■ SUPPLIED RECORDS ■
•••••
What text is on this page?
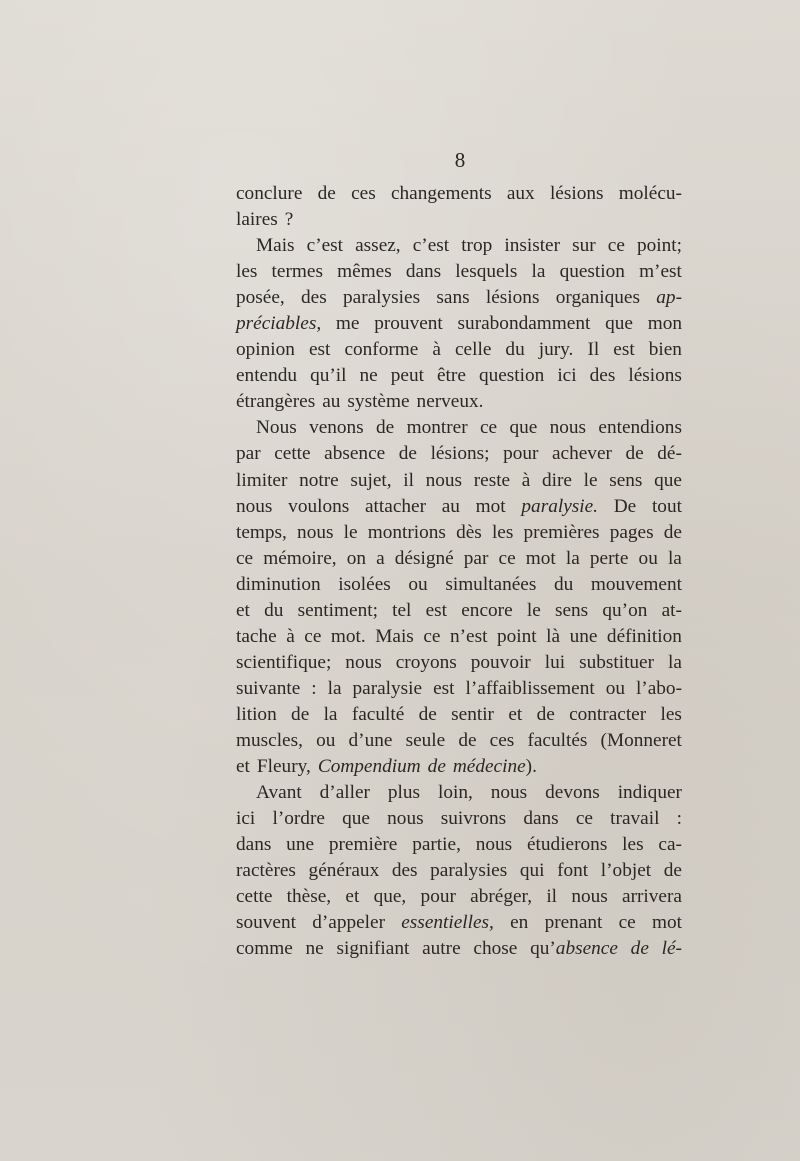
8
conclure de ces changements aux lésions molécu-
laires ?
Mais c’est assez, c’est trop insister sur ce point;
les termes mêmes dans lesquels la question m’est
posée, des paralysies sans lésions organiques ap-
préciables, me prouvent surabondamment que mon
opinion est conforme à celle du jury. Il est bien
entendu qu’il ne peut être question ici des lésions
étrangères au système nerveux.
Nous venons de montrer ce que nous entendions
par cette absence de lésions; pour achever de dé-
limiter notre sujet, il nous reste à dire le sens que
nous voulons attacher au mot paralysie. De tout
temps, nous le montrions dès les premières pages de
ce mémoire, on a désigné par ce mot la perte ou la
diminution isolées ou simultanées du mouvement
et du sentiment; tel est encore le sens qu’on at-
tache à ce mot. Mais ce n’est point là une définition
scientifique; nous croyons pouvoir lui substituer la
suivante : la paralysie est l’affaiblissement ou l’abo-
lition de la faculté de sentir et de contracter les
muscles, ou d’une seule de ces facultés (Monneret
et Fleury, Compendium de médecine).
Avant d’aller plus loin, nous devons indiquer
ici l’ordre que nous suivrons dans ce travail :
dans une première partie, nous étudierons les ca-
ractères généraux des paralysies qui font l’objet de
cette thèse, et que, pour abréger, il nous arrivera
souvent d’appeler essentielles, en prenant ce mot
comme ne signifiant autre chose qu’absence de lé-
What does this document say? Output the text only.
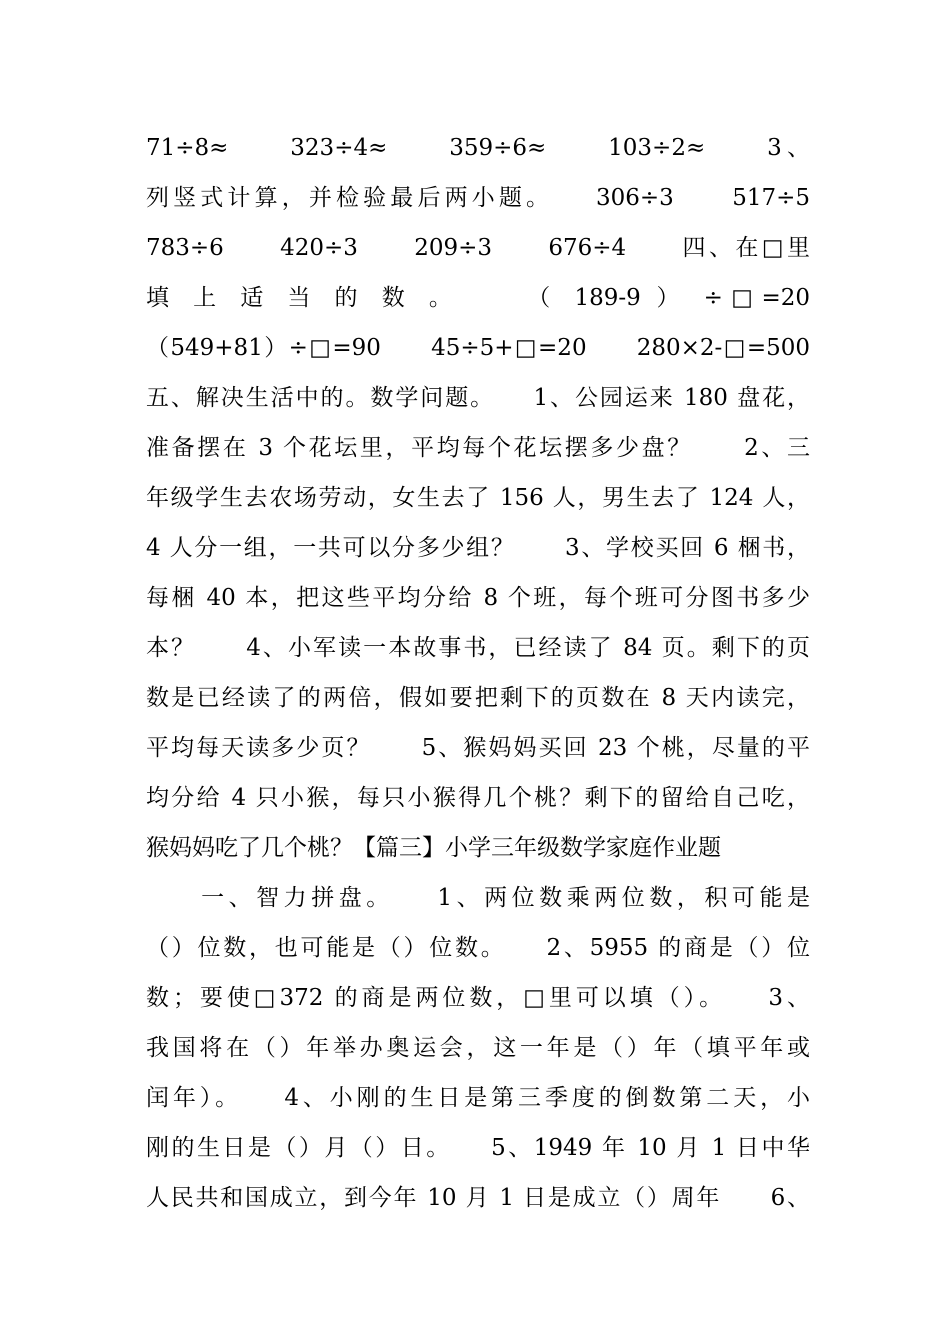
71÷8≈　　323÷4≈　　359÷6≈　　103÷2≈　　3、
列竖式计算，并检验最后两小题。　　306÷3　　517÷5
783÷6　　420÷3　　209÷3　　676÷4　　四、在□里
填 上 适 当 的 数 。　　 （ 189-9 ） ÷□=20
（549+81）÷□=90　　45÷5+□=20　　280×2-□=500
五、解决生活中的。数学问题。　　1、公园运来 180 盘花，
准备摆在 3 个花坛里，平均每个花坛摆多少盘？　　2、三
年级学生去农场劳动，女生去了 156 人，男生去了 124 人，
4 人分一组，一共可以分多少组？　　3、学校买回 6 梱书，
每梱 40 本，把这些平均分给 8 个班，每个班可分图书多少
本？　　4、小军读一本故事书，已经读了 84 页。剩下的页
数是已经读了的两倍，假如要把剩下的页数在 8 天内读完，
平均每天读多少页？　　5、猴妈妈买回 23 个桃，尽量的平
均分给 4 只小猴，每只小猴得几个桃？剩下的留给自己吃，
猴妈妈吃了几个桃？【篇三】小学三年级数学家庭作业题
　　一、智力拼盘。　　1、两位数乘两位数，积可能是
（）位数，也可能是（）位数。　　2、5955 的商是（）位
数；要使□372 的商是两位数，□里可以填（）。　　3、
我国将在（）年举办奥运会，这一年是（）年（填平年或
闰年）。　　4、小刚的生日是第三季度的倒数第二天，小
刚的生日是（）月（）日。　　5、1949 年 10 月 1 日中华
人民共和国成立，到今年 10 月 1 日是成立（）周年　　6、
•••••
■ TASK STATEMENT ■
Copy all the data exactly as written, but skip any picture.

■ OUTPUT ■
What text is on this page?
8
conclure de ces changements aux lésions molécu-
laires ?
Mais c’est assez, c’est trop insister sur ce point;
les termes mêmes dans lesquels la question m’est
posée, des paralysies sans lésions organiques ap-
préciables, me prouvent surabondamment que mon
opinion est conforme à celle du jury. Il est bien
entendu qu’il ne peut être question ici des lésions
étrangères au système nerveux.
Nous venons de montrer ce que nous entendions
par cette absence de lésions; pour achever de dé-
limiter notre sujet, il nous reste à dire le sens que
nous voulons attacher au mot paralysie. De tout
temps, nous le montrions dès les premières pages de
ce mémoire, on a désigné par ce mot la perte ou la
diminution isolées ou simultanées du mouvement
et du sentiment; tel est encore le sens qu’on at-
tache à ce mot. Mais ce n’est point là une définition
scientifique; nous croyons pouvoir lui substituer la
suivante : la paralysie est l’affaiblissement ou l’abo-
lition de la faculté de sentir et de contracter les
muscles, ou d’une seule de ces facultés (Monneret
et Fleury, Compendium de médecine).
Avant d’aller plus loin, nous devons indiquer
ici l’ordre que nous suivrons dans ce travail :
dans une première partie, nous étudierons les ca-
ractères généraux des paralysies qui font l’objet de
cette thèse, et que, pour abréger, il nous arrivera
souvent d’appeler essentielles, en prenant ce mot
comme ne signifiant autre chose qu’absence de lé-
What does this document say? Output the text only.
71÷8≈　　323÷4≈　　359÷6≈　　103÷2≈　　3、
列竖式计算，并检验最后两小题。　　306÷3　　517÷5
783÷6　　420÷3　　209÷3　　676÷4　　四、在□里
填 上 适 当 的 数 。　　 （ 189-9 ） ÷□=20
（549+81）÷□=90　　45÷5+□=20　　280×2-□=500
五、解决生活中的。数学问题。　　1、公园运来 180 盘花，
准备摆在 3 个花坛里，平均每个花坛摆多少盘？　　2、三
年级学生去农场劳动，女生去了 156 人，男生去了 124 人，
4 人分一组，一共可以分多少组？　　3、学校买回 6 梱书，
每梱 40 本，把这些平均分给 8 个班，每个班可分图书多少
本？　　4、小军读一本故事书，已经读了 84 页。剩下的页
数是已经读了的两倍，假如要把剩下的页数在 8 天内读完，
平均每天读多少页？　　5、猴妈妈买回 23 个桃，尽量的平
均分给 4 只小猴，每只小猴得几个桃？剩下的留给自己吃，
猴妈妈吃了几个桃？【篇三】小学三年级数学家庭作业题
　　一、智力拼盘。　　1、两位数乘两位数，积可能是
（）位数，也可能是（）位数。　　2、5955 的商是（）位
数；要使□372 的商是两位数，□里可以填（）。　　3、
我国将在（）年举办奥运会，这一年是（）年（填平年或
闰年）。　　4、小刚的生日是第三季度的倒数第二天，小
刚的生日是（）月（）日。　　5、1949 年 10 月 1 日中华
人民共和国成立，到今年 10 月 1 日是成立（）周年　　6、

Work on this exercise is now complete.